### [Aim]
Find the lines below that contain the string "Spanish". Copy each one.

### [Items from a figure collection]
......
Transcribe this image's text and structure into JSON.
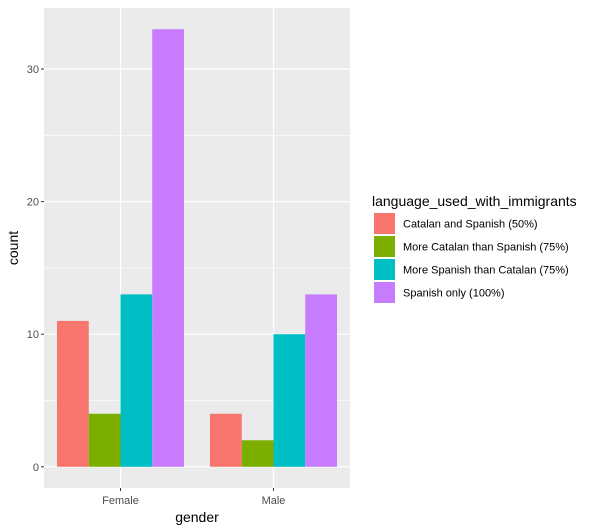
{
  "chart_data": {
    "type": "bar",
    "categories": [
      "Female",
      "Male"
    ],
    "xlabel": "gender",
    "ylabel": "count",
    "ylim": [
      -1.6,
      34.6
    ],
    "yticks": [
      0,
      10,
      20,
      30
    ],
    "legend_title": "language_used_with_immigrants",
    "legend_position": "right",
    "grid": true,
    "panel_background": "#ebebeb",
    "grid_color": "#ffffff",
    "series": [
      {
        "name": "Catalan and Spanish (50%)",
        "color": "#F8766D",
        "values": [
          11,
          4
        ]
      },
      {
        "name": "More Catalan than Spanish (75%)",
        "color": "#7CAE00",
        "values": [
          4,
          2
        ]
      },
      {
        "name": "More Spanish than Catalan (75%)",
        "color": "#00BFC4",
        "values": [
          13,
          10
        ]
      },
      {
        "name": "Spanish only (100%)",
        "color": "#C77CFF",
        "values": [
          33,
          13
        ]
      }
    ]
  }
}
......
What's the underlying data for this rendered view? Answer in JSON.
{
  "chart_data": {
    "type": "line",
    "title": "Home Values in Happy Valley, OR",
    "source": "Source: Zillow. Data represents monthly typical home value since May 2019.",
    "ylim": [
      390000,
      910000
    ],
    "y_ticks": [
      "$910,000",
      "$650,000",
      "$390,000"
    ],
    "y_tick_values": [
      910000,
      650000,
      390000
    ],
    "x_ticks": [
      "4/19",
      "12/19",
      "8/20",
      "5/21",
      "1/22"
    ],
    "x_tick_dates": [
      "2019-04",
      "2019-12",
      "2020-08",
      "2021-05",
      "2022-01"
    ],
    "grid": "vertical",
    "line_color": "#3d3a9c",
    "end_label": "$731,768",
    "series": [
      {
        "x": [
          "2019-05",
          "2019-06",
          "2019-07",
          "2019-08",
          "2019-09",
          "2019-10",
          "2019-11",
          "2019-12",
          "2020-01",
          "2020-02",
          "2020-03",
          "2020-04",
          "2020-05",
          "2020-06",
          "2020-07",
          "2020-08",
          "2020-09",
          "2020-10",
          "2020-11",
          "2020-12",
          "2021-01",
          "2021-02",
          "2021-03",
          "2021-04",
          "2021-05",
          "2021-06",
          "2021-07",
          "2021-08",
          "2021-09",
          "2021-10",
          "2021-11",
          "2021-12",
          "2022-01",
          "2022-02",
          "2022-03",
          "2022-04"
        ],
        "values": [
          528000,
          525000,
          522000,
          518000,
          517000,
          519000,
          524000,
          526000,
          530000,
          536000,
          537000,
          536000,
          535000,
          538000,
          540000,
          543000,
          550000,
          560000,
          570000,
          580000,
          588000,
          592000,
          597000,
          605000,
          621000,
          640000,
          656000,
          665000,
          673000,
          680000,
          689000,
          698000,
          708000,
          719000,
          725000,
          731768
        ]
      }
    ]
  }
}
......
### [Solution for this exercise]
        "name": "Catalan and Spanish (50%)",
        "name": "More Catalan than Spanish (75%)",
        "name": "More Spanish than Catalan (75%)",
        "name": "Spanish only (100%)",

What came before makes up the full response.